**To do**: Only lines with the word "source" are needed; collect each of them from the listing below.

**Supplied entries**:
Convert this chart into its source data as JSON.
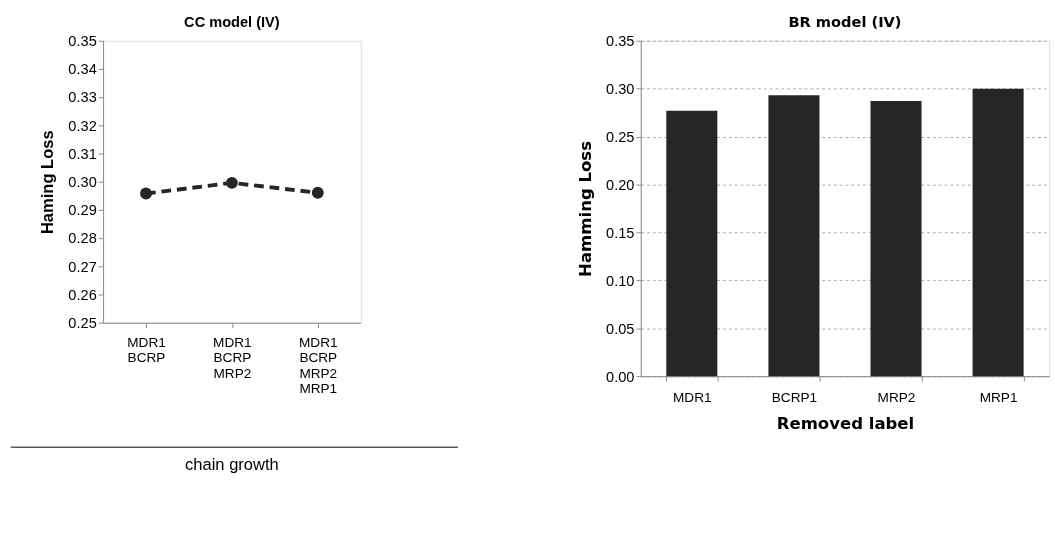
{
  "chart_data": [
    {
      "type": "line",
      "title": "CC model (IV)",
      "xlabel": "chain growth",
      "ylabel": "Haming Loss",
      "categories": [
        "MDR1\nBCRP",
        "MDR1\nBCRP\nMRP2",
        "MDR1\nBCRP\nMRP2\nMRP1"
      ],
      "series": [
        {
          "color": "#262626",
          "values": [
            0.2958,
            0.2996,
            0.2961
          ]
        }
      ],
      "ylim": [
        0.25,
        0.35
      ],
      "yticks": [
        0.25,
        0.26,
        0.27,
        0.28,
        0.29,
        {
          "value": 0.3,
          "label": "0.30"
        },
        0.31,
        0.32,
        0.33,
        0.34,
        0.35
      ],
      "marker": "circle",
      "line_style": "dashed",
      "grid": false,
      "legend": false
    },
    {
      "type": "bar",
      "title": "BR model (IV)",
      "xlabel": "Removed label",
      "ylabel": "Hamming Loss",
      "categories": [
        "MDR1",
        "BCRP1",
        "MRP2",
        "MRP1"
      ],
      "series": [
        {
          "color": "#262626",
          "values": [
            0.277,
            0.293,
            0.287,
            0.3
          ]
        }
      ],
      "ylim": [
        0,
        0.35
      ],
      "yticks": [
        {
          "value": 0,
          "label": "0.00"
        },
        0.05,
        {
          "value": 0.1,
          "label": "0.10"
        },
        0.15,
        {
          "value": 0.2,
          "label": "0.20"
        },
        0.25,
        {
          "value": 0.3,
          "label": "0.30"
        },
        0.35
      ],
      "grid": "y",
      "legend": false
    }
  ]
}
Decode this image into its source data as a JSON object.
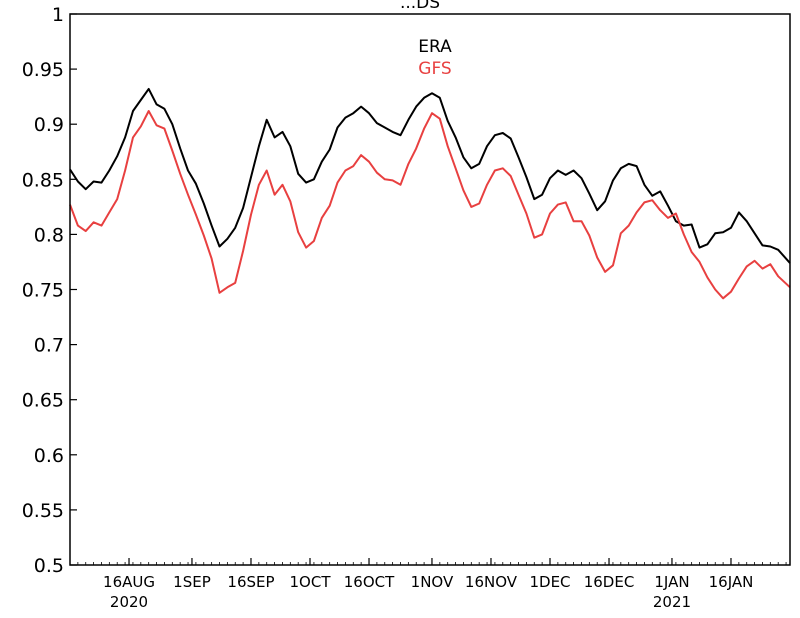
{
  "chart_data": {
    "type": "line",
    "title_fragment": "...DS",
    "xlabel": "",
    "ylabel": "",
    "ylim": [
      0.5,
      1.0
    ],
    "xlim": [
      "2020-08-01",
      "2021-01-31"
    ],
    "yticks": [
      "0.5",
      "0.55",
      "0.6",
      "0.65",
      "0.7",
      "0.75",
      "0.8",
      "0.85",
      "0.9",
      "0.95",
      "1"
    ],
    "xticks": [
      {
        "date": "2020-08-16",
        "label": "16AUG",
        "sublabel": "2020"
      },
      {
        "date": "2020-09-01",
        "label": "1SEP",
        "sublabel": ""
      },
      {
        "date": "2020-09-16",
        "label": "16SEP",
        "sublabel": ""
      },
      {
        "date": "2020-10-01",
        "label": "1OCT",
        "sublabel": ""
      },
      {
        "date": "2020-10-16",
        "label": "16OCT",
        "sublabel": ""
      },
      {
        "date": "2020-11-01",
        "label": "1NOV",
        "sublabel": ""
      },
      {
        "date": "2020-11-16",
        "label": "16NOV",
        "sublabel": ""
      },
      {
        "date": "2020-12-01",
        "label": "1DEC",
        "sublabel": ""
      },
      {
        "date": "2020-12-16",
        "label": "16DEC",
        "sublabel": ""
      },
      {
        "date": "2021-01-01",
        "label": "1JAN",
        "sublabel": "2021"
      },
      {
        "date": "2021-01-16",
        "label": "16JAN",
        "sublabel": ""
      }
    ],
    "grid": false,
    "legend_position": "top-center",
    "series": [
      {
        "name": "ERA",
        "color": "#000000",
        "points": [
          [
            "2020-08-01",
            0.859
          ],
          [
            "2020-08-03",
            0.848
          ],
          [
            "2020-08-05",
            0.841
          ],
          [
            "2020-08-07",
            0.848
          ],
          [
            "2020-08-09",
            0.847
          ],
          [
            "2020-08-11",
            0.858
          ],
          [
            "2020-08-13",
            0.871
          ],
          [
            "2020-08-15",
            0.888
          ],
          [
            "2020-08-17",
            0.912
          ],
          [
            "2020-08-19",
            0.922
          ],
          [
            "2020-08-21",
            0.932
          ],
          [
            "2020-08-23",
            0.918
          ],
          [
            "2020-08-25",
            0.914
          ],
          [
            "2020-08-27",
            0.9
          ],
          [
            "2020-08-29",
            0.878
          ],
          [
            "2020-08-31",
            0.858
          ],
          [
            "2020-09-02",
            0.846
          ],
          [
            "2020-09-04",
            0.828
          ],
          [
            "2020-09-06",
            0.808
          ],
          [
            "2020-09-08",
            0.789
          ],
          [
            "2020-09-10",
            0.796
          ],
          [
            "2020-09-12",
            0.806
          ],
          [
            "2020-09-14",
            0.824
          ],
          [
            "2020-09-16",
            0.852
          ],
          [
            "2020-09-18",
            0.88
          ],
          [
            "2020-09-20",
            0.904
          ],
          [
            "2020-09-22",
            0.888
          ],
          [
            "2020-09-24",
            0.893
          ],
          [
            "2020-09-26",
            0.88
          ],
          [
            "2020-09-28",
            0.855
          ],
          [
            "2020-09-30",
            0.847
          ],
          [
            "2020-10-02",
            0.85
          ],
          [
            "2020-10-04",
            0.866
          ],
          [
            "2020-10-06",
            0.877
          ],
          [
            "2020-10-08",
            0.897
          ],
          [
            "2020-10-10",
            0.906
          ],
          [
            "2020-10-12",
            0.91
          ],
          [
            "2020-10-14",
            0.916
          ],
          [
            "2020-10-16",
            0.91
          ],
          [
            "2020-10-18",
            0.901
          ],
          [
            "2020-10-20",
            0.897
          ],
          [
            "2020-10-22",
            0.893
          ],
          [
            "2020-10-24",
            0.89
          ],
          [
            "2020-10-26",
            0.904
          ],
          [
            "2020-10-28",
            0.916
          ],
          [
            "2020-10-30",
            0.924
          ],
          [
            "2020-11-01",
            0.928
          ],
          [
            "2020-11-03",
            0.924
          ],
          [
            "2020-11-05",
            0.903
          ],
          [
            "2020-11-07",
            0.888
          ],
          [
            "2020-11-09",
            0.87
          ],
          [
            "2020-11-11",
            0.86
          ],
          [
            "2020-11-13",
            0.864
          ],
          [
            "2020-11-15",
            0.88
          ],
          [
            "2020-11-17",
            0.89
          ],
          [
            "2020-11-19",
            0.892
          ],
          [
            "2020-11-21",
            0.887
          ],
          [
            "2020-11-23",
            0.87
          ],
          [
            "2020-11-25",
            0.852
          ],
          [
            "2020-11-27",
            0.832
          ],
          [
            "2020-11-29",
            0.836
          ],
          [
            "2020-12-01",
            0.851
          ],
          [
            "2020-12-03",
            0.858
          ],
          [
            "2020-12-05",
            0.854
          ],
          [
            "2020-12-07",
            0.858
          ],
          [
            "2020-12-09",
            0.851
          ],
          [
            "2020-12-11",
            0.837
          ],
          [
            "2020-12-13",
            0.822
          ],
          [
            "2020-12-15",
            0.83
          ],
          [
            "2020-12-17",
            0.849
          ],
          [
            "2020-12-19",
            0.86
          ],
          [
            "2020-12-21",
            0.864
          ],
          [
            "2020-12-23",
            0.862
          ],
          [
            "2020-12-25",
            0.845
          ],
          [
            "2020-12-27",
            0.835
          ],
          [
            "2020-12-29",
            0.839
          ],
          [
            "2020-12-31",
            0.826
          ],
          [
            "2021-01-02",
            0.812
          ],
          [
            "2021-01-04",
            0.808
          ],
          [
            "2021-01-06",
            0.809
          ],
          [
            "2021-01-08",
            0.788
          ],
          [
            "2021-01-10",
            0.791
          ],
          [
            "2021-01-12",
            0.801
          ],
          [
            "2021-01-14",
            0.802
          ],
          [
            "2021-01-16",
            0.806
          ],
          [
            "2021-01-18",
            0.82
          ],
          [
            "2021-01-20",
            0.812
          ],
          [
            "2021-01-22",
            0.801
          ],
          [
            "2021-01-24",
            0.79
          ],
          [
            "2021-01-26",
            0.789
          ],
          [
            "2021-01-28",
            0.786
          ],
          [
            "2021-01-31",
            0.774
          ]
        ]
      },
      {
        "name": "GFS",
        "color": "#e84040",
        "points": [
          [
            "2020-08-01",
            0.827
          ],
          [
            "2020-08-03",
            0.808
          ],
          [
            "2020-08-05",
            0.803
          ],
          [
            "2020-08-07",
            0.811
          ],
          [
            "2020-08-09",
            0.808
          ],
          [
            "2020-08-11",
            0.82
          ],
          [
            "2020-08-13",
            0.832
          ],
          [
            "2020-08-15",
            0.858
          ],
          [
            "2020-08-17",
            0.888
          ],
          [
            "2020-08-19",
            0.898
          ],
          [
            "2020-08-21",
            0.912
          ],
          [
            "2020-08-23",
            0.899
          ],
          [
            "2020-08-25",
            0.896
          ],
          [
            "2020-08-27",
            0.876
          ],
          [
            "2020-08-29",
            0.855
          ],
          [
            "2020-08-31",
            0.836
          ],
          [
            "2020-09-02",
            0.818
          ],
          [
            "2020-09-04",
            0.799
          ],
          [
            "2020-09-06",
            0.778
          ],
          [
            "2020-09-08",
            0.747
          ],
          [
            "2020-09-10",
            0.752
          ],
          [
            "2020-09-12",
            0.756
          ],
          [
            "2020-09-14",
            0.785
          ],
          [
            "2020-09-16",
            0.818
          ],
          [
            "2020-09-18",
            0.845
          ],
          [
            "2020-09-20",
            0.858
          ],
          [
            "2020-09-22",
            0.836
          ],
          [
            "2020-09-24",
            0.845
          ],
          [
            "2020-09-26",
            0.83
          ],
          [
            "2020-09-28",
            0.802
          ],
          [
            "2020-09-30",
            0.788
          ],
          [
            "2020-10-02",
            0.794
          ],
          [
            "2020-10-04",
            0.815
          ],
          [
            "2020-10-06",
            0.826
          ],
          [
            "2020-10-08",
            0.847
          ],
          [
            "2020-10-10",
            0.858
          ],
          [
            "2020-10-12",
            0.862
          ],
          [
            "2020-10-14",
            0.872
          ],
          [
            "2020-10-16",
            0.866
          ],
          [
            "2020-10-18",
            0.856
          ],
          [
            "2020-10-20",
            0.85
          ],
          [
            "2020-10-22",
            0.849
          ],
          [
            "2020-10-24",
            0.845
          ],
          [
            "2020-10-26",
            0.864
          ],
          [
            "2020-10-28",
            0.878
          ],
          [
            "2020-10-30",
            0.896
          ],
          [
            "2020-11-01",
            0.91
          ],
          [
            "2020-11-03",
            0.905
          ],
          [
            "2020-11-05",
            0.88
          ],
          [
            "2020-11-07",
            0.86
          ],
          [
            "2020-11-09",
            0.84
          ],
          [
            "2020-11-11",
            0.825
          ],
          [
            "2020-11-13",
            0.828
          ],
          [
            "2020-11-15",
            0.845
          ],
          [
            "2020-11-17",
            0.858
          ],
          [
            "2020-11-19",
            0.86
          ],
          [
            "2020-11-21",
            0.853
          ],
          [
            "2020-11-23",
            0.836
          ],
          [
            "2020-11-25",
            0.819
          ],
          [
            "2020-11-27",
            0.797
          ],
          [
            "2020-11-29",
            0.8
          ],
          [
            "2020-12-01",
            0.819
          ],
          [
            "2020-12-03",
            0.827
          ],
          [
            "2020-12-05",
            0.829
          ],
          [
            "2020-12-07",
            0.812
          ],
          [
            "2020-12-09",
            0.812
          ],
          [
            "2020-12-11",
            0.799
          ],
          [
            "2020-12-13",
            0.779
          ],
          [
            "2020-12-15",
            0.766
          ],
          [
            "2020-12-17",
            0.772
          ],
          [
            "2020-12-19",
            0.801
          ],
          [
            "2020-12-21",
            0.808
          ],
          [
            "2020-12-23",
            0.82
          ],
          [
            "2020-12-25",
            0.829
          ],
          [
            "2020-12-27",
            0.831
          ],
          [
            "2020-12-29",
            0.822
          ],
          [
            "2020-12-31",
            0.815
          ],
          [
            "2021-01-02",
            0.819
          ],
          [
            "2021-01-04",
            0.8
          ],
          [
            "2021-01-06",
            0.784
          ],
          [
            "2021-01-08",
            0.775
          ],
          [
            "2021-01-10",
            0.761
          ],
          [
            "2021-01-12",
            0.75
          ],
          [
            "2021-01-14",
            0.742
          ],
          [
            "2021-01-16",
            0.748
          ],
          [
            "2021-01-18",
            0.76
          ],
          [
            "2021-01-20",
            0.771
          ],
          [
            "2021-01-22",
            0.776
          ],
          [
            "2021-01-24",
            0.769
          ],
          [
            "2021-01-26",
            0.773
          ],
          [
            "2021-01-28",
            0.762
          ],
          [
            "2021-01-31",
            0.752
          ]
        ]
      }
    ]
  }
}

**Output**:
Convert this chart into its source data as JSON.
Decode this image into its source data as a JSON object.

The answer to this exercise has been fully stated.